[Registros de elementos y coordenadas]
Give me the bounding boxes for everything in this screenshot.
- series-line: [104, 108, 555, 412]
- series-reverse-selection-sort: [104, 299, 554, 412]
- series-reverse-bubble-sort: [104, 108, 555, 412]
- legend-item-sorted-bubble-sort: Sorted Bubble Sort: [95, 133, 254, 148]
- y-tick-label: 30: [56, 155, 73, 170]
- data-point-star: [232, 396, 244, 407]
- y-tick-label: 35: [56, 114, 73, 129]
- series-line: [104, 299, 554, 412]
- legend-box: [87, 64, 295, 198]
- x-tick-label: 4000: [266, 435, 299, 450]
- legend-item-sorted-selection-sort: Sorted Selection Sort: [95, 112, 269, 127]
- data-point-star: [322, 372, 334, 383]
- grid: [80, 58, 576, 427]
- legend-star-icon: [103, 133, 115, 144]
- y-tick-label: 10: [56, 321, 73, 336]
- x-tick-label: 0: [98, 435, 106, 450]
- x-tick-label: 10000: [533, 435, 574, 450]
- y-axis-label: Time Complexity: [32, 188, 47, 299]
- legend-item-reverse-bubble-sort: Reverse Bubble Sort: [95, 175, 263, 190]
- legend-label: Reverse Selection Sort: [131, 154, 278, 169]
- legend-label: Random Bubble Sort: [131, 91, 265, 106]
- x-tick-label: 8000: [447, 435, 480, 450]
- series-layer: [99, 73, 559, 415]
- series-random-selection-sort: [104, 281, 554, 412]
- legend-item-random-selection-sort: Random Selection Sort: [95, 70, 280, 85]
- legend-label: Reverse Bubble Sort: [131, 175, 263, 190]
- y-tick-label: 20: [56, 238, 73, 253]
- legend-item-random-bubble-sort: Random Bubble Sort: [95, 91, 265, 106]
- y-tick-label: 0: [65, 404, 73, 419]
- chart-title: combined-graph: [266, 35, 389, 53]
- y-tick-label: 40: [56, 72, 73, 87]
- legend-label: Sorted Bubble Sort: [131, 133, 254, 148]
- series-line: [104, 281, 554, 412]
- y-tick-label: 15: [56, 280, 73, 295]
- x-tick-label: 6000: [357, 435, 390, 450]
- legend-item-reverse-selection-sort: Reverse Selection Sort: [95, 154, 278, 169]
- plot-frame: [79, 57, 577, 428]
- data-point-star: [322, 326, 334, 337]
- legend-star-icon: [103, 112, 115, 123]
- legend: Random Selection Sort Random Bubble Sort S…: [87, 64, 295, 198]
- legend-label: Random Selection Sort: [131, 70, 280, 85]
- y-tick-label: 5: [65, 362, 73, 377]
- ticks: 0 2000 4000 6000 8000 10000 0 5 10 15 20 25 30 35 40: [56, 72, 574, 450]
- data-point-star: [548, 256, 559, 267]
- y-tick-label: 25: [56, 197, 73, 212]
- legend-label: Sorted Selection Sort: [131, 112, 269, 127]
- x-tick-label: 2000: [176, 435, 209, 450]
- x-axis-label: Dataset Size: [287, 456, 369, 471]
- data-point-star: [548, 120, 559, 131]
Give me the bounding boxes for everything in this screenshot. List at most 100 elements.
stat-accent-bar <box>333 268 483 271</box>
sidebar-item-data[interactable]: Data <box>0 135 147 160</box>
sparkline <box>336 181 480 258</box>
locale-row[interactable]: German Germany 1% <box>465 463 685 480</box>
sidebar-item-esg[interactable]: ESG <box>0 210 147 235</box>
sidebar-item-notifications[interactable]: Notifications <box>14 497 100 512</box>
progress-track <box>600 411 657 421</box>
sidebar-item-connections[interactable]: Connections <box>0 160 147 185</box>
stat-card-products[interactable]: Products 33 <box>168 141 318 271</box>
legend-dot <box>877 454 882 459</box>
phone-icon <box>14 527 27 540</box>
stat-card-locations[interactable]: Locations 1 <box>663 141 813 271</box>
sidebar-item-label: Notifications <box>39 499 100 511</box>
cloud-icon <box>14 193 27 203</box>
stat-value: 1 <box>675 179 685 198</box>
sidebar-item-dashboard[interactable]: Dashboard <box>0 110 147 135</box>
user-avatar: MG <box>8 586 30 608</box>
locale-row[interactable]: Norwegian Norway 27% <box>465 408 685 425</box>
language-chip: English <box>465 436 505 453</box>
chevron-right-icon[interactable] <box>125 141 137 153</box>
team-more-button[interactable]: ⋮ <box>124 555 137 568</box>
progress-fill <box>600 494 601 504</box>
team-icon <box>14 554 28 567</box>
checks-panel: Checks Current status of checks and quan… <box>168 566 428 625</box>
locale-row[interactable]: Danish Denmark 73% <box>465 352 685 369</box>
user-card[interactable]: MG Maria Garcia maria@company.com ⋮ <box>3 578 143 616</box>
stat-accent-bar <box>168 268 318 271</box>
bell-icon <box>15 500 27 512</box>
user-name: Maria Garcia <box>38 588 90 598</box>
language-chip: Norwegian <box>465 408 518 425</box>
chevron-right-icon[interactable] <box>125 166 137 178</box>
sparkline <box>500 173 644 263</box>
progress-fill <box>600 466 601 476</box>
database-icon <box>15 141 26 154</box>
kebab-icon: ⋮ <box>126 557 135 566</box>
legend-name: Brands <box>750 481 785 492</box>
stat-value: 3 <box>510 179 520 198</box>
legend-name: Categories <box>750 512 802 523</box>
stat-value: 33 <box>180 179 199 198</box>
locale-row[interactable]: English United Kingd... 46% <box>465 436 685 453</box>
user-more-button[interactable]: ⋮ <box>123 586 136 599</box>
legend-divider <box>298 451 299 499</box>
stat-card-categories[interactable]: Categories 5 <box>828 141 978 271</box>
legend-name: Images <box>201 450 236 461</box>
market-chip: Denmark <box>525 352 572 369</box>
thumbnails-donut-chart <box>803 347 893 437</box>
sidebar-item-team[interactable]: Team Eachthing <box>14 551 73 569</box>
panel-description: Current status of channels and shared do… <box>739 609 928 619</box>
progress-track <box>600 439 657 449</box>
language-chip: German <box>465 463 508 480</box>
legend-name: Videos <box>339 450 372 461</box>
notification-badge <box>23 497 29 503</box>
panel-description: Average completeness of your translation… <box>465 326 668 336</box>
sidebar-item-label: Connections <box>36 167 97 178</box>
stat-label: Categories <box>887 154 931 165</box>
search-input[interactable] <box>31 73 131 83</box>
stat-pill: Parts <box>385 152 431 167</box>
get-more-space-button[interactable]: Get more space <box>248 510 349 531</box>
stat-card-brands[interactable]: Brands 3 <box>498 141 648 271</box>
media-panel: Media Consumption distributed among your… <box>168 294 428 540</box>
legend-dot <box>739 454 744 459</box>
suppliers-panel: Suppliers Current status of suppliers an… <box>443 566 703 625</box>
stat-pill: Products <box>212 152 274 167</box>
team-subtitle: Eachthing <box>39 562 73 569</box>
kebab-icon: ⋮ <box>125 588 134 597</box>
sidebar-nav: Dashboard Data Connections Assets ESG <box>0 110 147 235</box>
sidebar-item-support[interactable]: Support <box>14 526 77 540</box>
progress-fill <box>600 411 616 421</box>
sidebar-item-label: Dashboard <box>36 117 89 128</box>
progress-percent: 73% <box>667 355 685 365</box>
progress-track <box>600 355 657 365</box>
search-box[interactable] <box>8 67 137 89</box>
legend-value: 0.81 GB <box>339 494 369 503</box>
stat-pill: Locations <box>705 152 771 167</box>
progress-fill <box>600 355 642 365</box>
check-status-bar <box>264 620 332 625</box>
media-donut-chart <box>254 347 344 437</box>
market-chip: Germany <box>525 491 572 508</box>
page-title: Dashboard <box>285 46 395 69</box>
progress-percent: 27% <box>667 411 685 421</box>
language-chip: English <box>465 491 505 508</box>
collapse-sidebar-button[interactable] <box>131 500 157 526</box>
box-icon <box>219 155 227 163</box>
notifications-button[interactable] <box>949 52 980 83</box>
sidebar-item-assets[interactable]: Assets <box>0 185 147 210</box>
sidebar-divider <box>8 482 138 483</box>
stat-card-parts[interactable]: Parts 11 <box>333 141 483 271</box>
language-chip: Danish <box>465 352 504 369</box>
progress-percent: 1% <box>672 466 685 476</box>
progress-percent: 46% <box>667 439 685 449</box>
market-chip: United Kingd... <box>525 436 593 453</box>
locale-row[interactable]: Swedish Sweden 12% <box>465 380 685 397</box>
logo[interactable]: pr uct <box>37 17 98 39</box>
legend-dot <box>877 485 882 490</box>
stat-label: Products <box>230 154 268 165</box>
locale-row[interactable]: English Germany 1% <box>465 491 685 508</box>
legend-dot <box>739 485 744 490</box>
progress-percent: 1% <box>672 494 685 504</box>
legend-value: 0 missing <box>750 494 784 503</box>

__QUÉ HARÁS__: Vuelve a escribir sin cambios las líneas que van desde el comienzo del listado hasta la línea con "- data-point-star: [232, 396, 244, 407]", ambas incluidas.

__RESULTADO__:
Give me the bounding boxes for everything in this screenshot.
- series-line: [104, 108, 555, 412]
- series-reverse-selection-sort: [104, 299, 554, 412]
- series-reverse-bubble-sort: [104, 108, 555, 412]
- legend-item-sorted-bubble-sort: Sorted Bubble Sort: [95, 133, 254, 148]
- y-tick-label: 30: [56, 155, 73, 170]
- data-point-star: [232, 396, 244, 407]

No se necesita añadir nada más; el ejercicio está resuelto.